>> begin RECORDS FOR THE EXERCISE

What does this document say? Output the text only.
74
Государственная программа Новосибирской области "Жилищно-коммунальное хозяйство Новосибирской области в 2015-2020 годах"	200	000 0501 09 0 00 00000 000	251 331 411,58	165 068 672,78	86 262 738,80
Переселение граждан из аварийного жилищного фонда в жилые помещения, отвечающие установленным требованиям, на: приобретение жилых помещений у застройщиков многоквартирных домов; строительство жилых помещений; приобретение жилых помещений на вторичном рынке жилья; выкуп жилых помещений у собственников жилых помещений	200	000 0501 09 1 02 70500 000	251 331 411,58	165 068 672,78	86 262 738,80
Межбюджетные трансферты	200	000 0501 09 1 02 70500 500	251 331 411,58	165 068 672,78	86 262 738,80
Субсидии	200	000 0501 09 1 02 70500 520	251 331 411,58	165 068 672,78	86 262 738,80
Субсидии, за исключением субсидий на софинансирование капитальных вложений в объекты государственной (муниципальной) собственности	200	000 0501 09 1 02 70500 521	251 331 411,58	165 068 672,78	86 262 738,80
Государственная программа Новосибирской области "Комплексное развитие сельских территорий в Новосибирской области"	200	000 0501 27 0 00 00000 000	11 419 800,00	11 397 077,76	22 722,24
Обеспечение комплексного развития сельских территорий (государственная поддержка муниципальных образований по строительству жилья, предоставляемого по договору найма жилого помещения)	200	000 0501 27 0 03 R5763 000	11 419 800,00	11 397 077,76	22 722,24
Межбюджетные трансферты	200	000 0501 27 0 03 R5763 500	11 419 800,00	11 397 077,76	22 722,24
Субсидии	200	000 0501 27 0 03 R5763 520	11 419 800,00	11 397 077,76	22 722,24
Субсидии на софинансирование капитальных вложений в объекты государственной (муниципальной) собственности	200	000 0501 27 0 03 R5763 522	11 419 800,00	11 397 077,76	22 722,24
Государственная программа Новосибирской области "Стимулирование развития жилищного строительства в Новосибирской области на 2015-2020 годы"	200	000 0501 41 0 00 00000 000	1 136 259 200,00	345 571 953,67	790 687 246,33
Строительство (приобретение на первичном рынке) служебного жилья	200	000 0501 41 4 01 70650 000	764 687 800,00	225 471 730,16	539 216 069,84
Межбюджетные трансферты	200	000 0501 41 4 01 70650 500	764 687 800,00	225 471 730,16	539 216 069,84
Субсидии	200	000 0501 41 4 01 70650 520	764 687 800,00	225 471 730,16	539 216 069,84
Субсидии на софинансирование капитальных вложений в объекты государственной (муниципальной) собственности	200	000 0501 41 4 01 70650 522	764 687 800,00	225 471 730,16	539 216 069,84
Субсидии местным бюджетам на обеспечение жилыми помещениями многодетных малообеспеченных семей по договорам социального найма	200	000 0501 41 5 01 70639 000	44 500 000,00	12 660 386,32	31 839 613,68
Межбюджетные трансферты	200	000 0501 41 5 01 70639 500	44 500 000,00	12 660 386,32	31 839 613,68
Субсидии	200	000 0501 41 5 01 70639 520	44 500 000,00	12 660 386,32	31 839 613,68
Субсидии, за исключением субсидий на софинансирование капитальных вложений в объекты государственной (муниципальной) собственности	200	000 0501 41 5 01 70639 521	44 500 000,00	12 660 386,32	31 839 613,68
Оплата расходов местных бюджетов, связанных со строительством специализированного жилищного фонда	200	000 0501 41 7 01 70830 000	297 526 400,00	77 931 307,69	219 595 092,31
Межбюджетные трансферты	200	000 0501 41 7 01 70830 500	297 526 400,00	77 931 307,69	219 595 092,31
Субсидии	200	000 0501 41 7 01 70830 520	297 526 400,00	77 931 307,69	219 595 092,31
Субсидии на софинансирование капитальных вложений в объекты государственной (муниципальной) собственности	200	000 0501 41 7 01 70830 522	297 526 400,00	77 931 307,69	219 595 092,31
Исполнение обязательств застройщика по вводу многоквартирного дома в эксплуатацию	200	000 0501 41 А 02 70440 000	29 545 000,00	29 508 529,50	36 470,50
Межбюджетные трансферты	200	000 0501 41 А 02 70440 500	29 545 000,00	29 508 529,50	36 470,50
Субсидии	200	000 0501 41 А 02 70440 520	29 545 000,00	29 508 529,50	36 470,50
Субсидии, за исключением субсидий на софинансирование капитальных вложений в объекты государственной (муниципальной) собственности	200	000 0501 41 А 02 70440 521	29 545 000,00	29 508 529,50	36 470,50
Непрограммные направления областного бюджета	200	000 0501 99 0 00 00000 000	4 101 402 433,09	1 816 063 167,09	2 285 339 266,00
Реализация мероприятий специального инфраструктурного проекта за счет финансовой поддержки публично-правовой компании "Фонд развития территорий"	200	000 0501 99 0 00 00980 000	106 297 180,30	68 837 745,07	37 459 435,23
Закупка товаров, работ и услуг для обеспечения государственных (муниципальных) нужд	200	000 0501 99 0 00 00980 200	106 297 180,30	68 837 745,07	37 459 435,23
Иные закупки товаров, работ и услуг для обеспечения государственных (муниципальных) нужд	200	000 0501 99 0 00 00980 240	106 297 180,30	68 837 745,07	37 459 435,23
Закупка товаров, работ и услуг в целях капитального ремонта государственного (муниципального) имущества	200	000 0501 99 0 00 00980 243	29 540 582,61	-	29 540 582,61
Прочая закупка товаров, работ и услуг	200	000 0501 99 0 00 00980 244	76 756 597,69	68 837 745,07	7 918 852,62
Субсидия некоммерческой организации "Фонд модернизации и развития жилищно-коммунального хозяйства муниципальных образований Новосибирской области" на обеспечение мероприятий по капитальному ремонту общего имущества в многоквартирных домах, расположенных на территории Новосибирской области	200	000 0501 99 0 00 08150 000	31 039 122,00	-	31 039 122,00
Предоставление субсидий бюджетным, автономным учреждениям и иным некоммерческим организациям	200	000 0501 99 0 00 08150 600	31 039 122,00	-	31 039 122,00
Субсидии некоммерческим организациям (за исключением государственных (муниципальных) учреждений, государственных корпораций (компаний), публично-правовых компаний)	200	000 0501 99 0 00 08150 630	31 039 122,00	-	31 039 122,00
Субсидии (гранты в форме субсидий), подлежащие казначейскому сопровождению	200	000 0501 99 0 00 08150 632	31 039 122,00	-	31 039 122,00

>> end RECORDS FOR THE EXERCISE

Across the records, how many lines contain "государственных"? Only the number should be given.

RESULT OF THIS TASK: 3